TO DO: Extract all lines that hold "count" from the records below.

PROVIDED DATA:

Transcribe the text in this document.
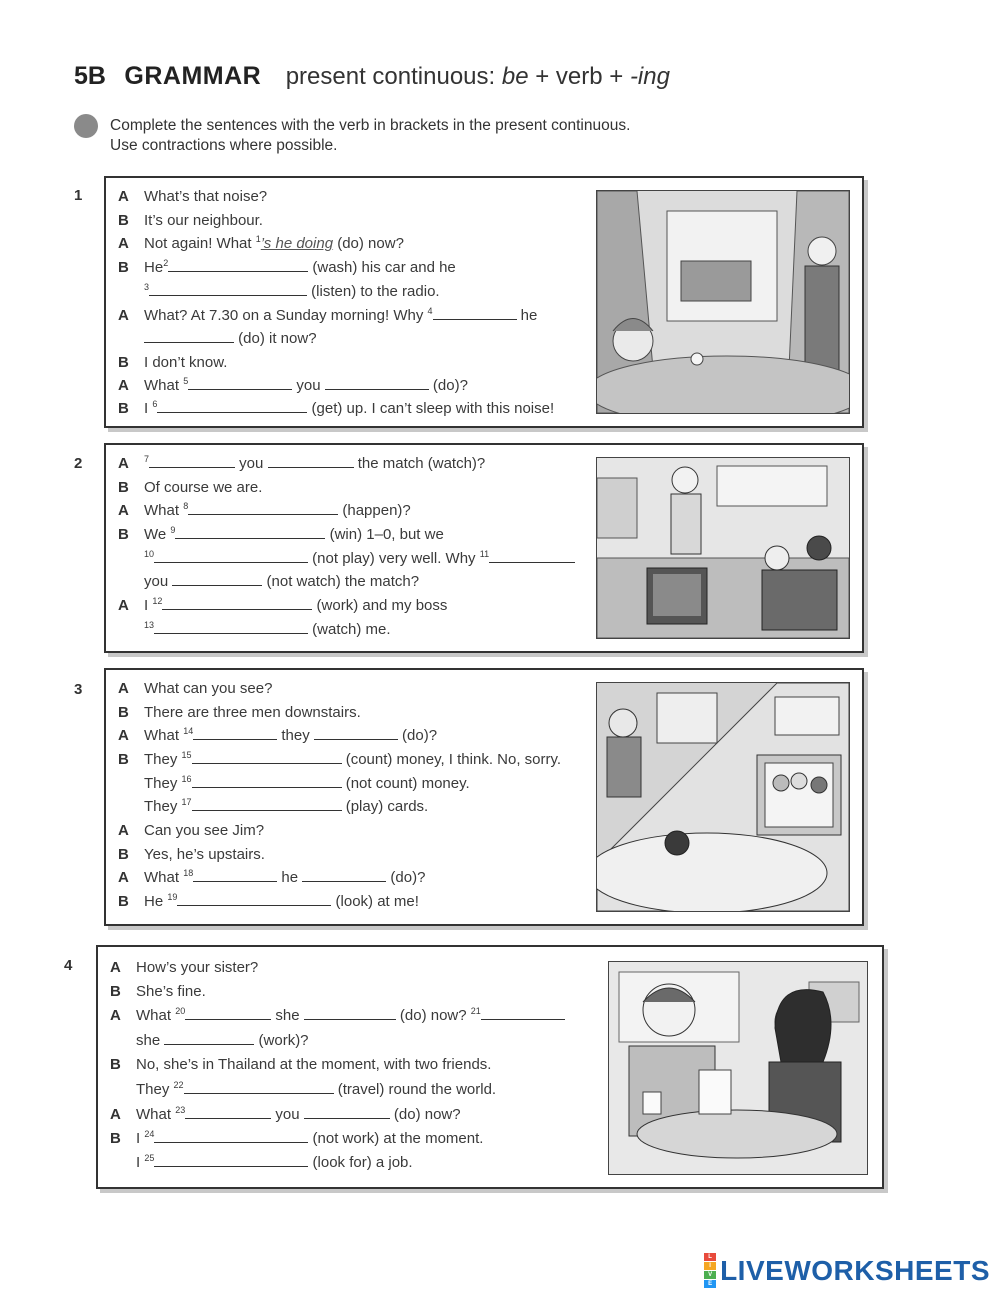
5B GRAMMAR present continuous: be + verb + -ing
Complete the sentences with the verb in brackets in the present continuous.
Use contractions where possible.
1 A What’s that noise?
B It’s our neighbour.
A Not again! What $^1$’s he doing (do) now?
B He$^2$	(wash) his car and he
$^3$	(listen) to the radio.
A What? At 7.30 on a Sunday morning! Why $^4$	he
(do) it now?
B I don’t know.
A What $^5$	you	(do)?
B I $^6$	(get) up. I can’t sleep with this noise!
2 A $^7$	you	the match (watch)?
B Of course we are.
A What $^8$	(happen)?
B We $^9$	(win) 1–0, but we
$^{10}$	(not play) very well. Why $^{11}$
you	(not watch) the match?
A I $^{12}$	(work) and my boss
$^{13}$	(watch) me.
3 A What can you see?
B There are three men downstairs.
A What $^{14}$	they	(do)?
B They $^{15}$	(count) money, I think. No, sorry.
They $^{16}$	(not count) money.
They $^{17}$	(play) cards.
A Can you see Jim?
B Yes, he’s upstairs.
A What $^{18}$	he	(do)?
B He $^{19}$	(look) at me!
4	A How’s your sister?
B She’s fine.
A What $^{20}$	she	(do) now? $^{21}$
she	(work)?
B No, she’s in Thailand at the moment, with two friends.
They $^{22}$	(travel) round the world.
A What $^{23}$	you	(do) now?
B I $^{24}$	(not work) at the moment.
I $^{25}$	(look for) a job.
L
I
V
E LIVEWORKSHEETS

PROBLEM SOLUTION:
B They $^{15}$	(count) money, I think. No, sorry.
They $^{16}$	(not count) money.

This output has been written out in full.